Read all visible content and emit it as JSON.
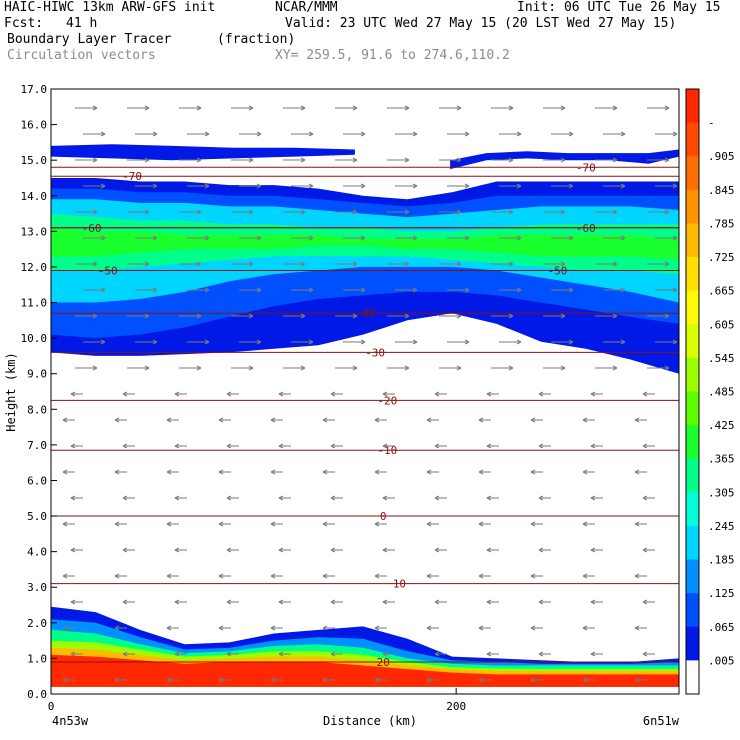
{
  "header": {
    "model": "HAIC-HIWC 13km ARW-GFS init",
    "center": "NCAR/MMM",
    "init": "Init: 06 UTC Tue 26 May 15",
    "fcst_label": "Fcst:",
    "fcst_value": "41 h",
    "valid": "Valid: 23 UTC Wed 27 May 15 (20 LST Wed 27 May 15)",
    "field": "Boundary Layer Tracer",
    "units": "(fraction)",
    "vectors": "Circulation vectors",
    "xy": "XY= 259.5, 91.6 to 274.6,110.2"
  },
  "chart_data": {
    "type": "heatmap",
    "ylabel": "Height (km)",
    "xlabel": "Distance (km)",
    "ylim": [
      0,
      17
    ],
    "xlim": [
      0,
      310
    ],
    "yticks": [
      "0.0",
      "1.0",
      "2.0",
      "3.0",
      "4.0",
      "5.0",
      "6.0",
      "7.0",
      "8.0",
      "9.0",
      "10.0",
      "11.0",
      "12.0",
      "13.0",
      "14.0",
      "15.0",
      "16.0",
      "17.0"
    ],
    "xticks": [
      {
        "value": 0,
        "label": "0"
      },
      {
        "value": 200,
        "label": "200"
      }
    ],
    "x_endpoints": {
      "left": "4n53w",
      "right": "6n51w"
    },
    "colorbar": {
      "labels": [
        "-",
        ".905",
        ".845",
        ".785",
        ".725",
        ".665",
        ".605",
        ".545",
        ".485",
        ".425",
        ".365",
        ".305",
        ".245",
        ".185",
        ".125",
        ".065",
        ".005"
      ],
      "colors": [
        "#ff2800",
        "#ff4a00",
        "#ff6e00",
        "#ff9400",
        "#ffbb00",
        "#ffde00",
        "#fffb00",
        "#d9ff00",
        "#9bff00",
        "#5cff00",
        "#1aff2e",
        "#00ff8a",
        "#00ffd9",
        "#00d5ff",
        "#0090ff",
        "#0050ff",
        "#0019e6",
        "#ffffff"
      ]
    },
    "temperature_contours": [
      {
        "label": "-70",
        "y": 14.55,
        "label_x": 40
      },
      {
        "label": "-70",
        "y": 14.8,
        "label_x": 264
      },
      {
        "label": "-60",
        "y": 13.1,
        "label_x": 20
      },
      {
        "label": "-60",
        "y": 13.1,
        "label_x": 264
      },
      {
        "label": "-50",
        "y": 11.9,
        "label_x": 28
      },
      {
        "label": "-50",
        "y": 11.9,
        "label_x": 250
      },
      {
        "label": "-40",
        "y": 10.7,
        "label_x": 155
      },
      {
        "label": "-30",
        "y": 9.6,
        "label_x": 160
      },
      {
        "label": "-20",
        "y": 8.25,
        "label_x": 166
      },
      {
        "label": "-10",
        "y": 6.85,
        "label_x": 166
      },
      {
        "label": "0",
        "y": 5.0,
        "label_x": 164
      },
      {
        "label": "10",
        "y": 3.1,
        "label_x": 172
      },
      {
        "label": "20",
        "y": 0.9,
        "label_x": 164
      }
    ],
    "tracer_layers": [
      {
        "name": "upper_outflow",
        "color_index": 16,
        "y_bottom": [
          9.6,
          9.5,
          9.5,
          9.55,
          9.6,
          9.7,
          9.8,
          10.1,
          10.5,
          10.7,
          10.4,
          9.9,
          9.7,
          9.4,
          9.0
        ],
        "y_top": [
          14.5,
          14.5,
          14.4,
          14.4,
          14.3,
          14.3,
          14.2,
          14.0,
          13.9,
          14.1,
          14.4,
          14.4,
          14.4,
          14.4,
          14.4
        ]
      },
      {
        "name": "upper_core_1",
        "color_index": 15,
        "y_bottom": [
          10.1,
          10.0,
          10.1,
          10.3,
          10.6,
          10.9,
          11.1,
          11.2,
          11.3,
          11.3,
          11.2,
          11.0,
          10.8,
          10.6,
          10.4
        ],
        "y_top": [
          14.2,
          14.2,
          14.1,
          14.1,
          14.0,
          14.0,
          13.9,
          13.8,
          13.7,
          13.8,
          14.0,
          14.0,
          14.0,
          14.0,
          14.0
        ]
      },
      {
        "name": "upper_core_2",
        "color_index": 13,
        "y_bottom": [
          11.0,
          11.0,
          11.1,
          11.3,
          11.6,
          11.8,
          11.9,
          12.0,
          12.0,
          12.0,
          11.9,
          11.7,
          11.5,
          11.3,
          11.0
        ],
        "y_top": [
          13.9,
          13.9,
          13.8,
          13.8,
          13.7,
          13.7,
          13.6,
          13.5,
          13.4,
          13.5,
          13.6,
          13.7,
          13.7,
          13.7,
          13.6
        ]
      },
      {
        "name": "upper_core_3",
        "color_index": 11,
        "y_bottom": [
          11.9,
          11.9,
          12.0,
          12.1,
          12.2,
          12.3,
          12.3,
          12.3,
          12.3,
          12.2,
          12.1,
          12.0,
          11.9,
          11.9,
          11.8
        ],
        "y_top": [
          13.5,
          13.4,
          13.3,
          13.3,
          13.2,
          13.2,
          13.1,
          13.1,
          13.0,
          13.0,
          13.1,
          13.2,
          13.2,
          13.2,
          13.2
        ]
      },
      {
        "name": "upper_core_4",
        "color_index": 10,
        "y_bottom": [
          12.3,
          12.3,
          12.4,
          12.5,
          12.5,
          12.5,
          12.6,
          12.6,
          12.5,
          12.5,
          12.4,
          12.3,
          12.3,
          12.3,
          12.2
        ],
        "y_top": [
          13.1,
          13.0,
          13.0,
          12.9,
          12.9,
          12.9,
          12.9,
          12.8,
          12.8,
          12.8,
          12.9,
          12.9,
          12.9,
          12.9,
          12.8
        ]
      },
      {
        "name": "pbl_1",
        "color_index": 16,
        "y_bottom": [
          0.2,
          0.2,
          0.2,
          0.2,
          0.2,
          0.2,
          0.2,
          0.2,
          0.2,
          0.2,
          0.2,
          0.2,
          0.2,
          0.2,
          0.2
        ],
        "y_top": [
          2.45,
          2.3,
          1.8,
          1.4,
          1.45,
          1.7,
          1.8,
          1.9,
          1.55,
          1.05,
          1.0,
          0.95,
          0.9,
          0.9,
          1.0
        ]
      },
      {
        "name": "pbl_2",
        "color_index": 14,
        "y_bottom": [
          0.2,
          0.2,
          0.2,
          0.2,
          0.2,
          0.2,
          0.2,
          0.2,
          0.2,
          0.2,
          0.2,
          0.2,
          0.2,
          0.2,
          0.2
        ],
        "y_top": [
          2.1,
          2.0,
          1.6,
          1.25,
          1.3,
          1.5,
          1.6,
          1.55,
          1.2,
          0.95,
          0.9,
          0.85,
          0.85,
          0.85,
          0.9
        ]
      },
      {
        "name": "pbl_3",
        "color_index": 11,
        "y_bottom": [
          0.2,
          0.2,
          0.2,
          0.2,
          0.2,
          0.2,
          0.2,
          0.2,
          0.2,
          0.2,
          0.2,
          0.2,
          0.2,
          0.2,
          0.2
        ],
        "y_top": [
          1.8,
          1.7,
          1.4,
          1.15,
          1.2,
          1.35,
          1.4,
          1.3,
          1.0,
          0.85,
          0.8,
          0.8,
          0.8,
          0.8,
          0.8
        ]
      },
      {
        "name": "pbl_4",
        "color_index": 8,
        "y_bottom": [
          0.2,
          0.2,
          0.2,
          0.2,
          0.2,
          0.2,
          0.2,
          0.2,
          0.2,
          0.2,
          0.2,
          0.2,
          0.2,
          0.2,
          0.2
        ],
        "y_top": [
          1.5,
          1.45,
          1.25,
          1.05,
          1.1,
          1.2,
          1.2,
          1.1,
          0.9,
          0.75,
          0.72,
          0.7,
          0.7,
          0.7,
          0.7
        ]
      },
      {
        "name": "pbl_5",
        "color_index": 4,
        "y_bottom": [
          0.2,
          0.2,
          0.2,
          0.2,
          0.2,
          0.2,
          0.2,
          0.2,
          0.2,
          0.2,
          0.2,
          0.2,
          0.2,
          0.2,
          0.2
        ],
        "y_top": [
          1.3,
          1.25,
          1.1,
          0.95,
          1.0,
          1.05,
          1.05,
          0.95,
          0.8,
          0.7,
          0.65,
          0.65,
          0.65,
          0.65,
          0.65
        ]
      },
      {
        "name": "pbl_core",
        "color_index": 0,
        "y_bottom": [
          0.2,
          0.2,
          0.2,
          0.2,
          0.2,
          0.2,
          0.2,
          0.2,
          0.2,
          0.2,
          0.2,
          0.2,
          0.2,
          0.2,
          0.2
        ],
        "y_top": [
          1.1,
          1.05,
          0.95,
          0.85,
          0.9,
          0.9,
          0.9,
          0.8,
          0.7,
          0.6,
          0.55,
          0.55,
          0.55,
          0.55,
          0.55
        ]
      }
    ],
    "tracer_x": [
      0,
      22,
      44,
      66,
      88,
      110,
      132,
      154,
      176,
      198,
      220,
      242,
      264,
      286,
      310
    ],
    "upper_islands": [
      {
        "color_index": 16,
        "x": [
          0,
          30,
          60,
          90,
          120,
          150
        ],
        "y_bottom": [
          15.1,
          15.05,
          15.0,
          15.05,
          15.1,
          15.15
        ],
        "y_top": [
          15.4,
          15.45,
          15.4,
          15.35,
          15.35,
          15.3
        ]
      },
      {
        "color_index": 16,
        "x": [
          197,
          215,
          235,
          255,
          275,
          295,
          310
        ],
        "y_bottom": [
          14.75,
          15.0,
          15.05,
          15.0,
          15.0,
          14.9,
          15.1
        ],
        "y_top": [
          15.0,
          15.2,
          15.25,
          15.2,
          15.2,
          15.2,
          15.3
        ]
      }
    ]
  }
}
--------------------------------------------------
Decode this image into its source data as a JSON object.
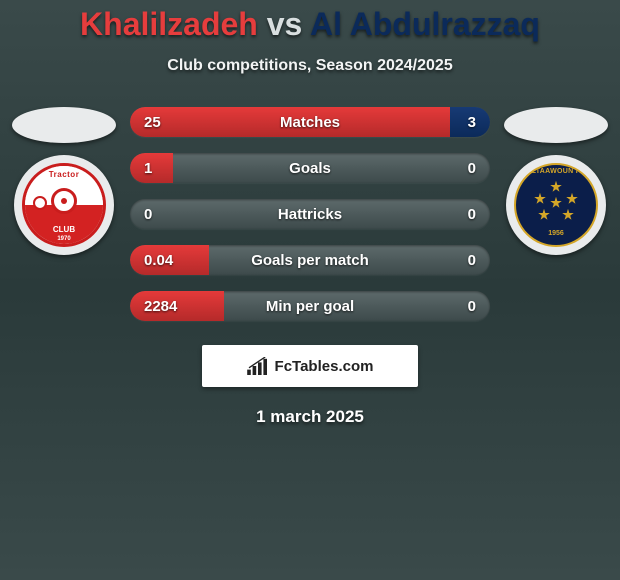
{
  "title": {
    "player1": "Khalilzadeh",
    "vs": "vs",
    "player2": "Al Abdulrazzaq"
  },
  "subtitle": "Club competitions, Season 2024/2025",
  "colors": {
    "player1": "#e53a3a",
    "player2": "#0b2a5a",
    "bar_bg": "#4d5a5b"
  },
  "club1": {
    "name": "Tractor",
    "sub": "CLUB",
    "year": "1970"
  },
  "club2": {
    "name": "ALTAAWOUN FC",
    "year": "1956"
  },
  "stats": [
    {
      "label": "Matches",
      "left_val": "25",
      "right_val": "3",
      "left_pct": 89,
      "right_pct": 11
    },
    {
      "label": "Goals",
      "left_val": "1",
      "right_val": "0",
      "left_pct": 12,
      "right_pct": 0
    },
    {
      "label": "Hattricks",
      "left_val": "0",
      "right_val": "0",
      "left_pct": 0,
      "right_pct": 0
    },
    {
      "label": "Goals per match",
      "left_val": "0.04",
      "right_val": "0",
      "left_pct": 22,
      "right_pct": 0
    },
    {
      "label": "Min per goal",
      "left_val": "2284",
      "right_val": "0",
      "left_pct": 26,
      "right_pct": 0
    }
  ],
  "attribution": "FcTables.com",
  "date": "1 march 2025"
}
--------------------------------------------------
* Direction *
Tally up the lines in the preceding listing that contain the string "JSON". Respond with the number and nothing else.

* Solution *
2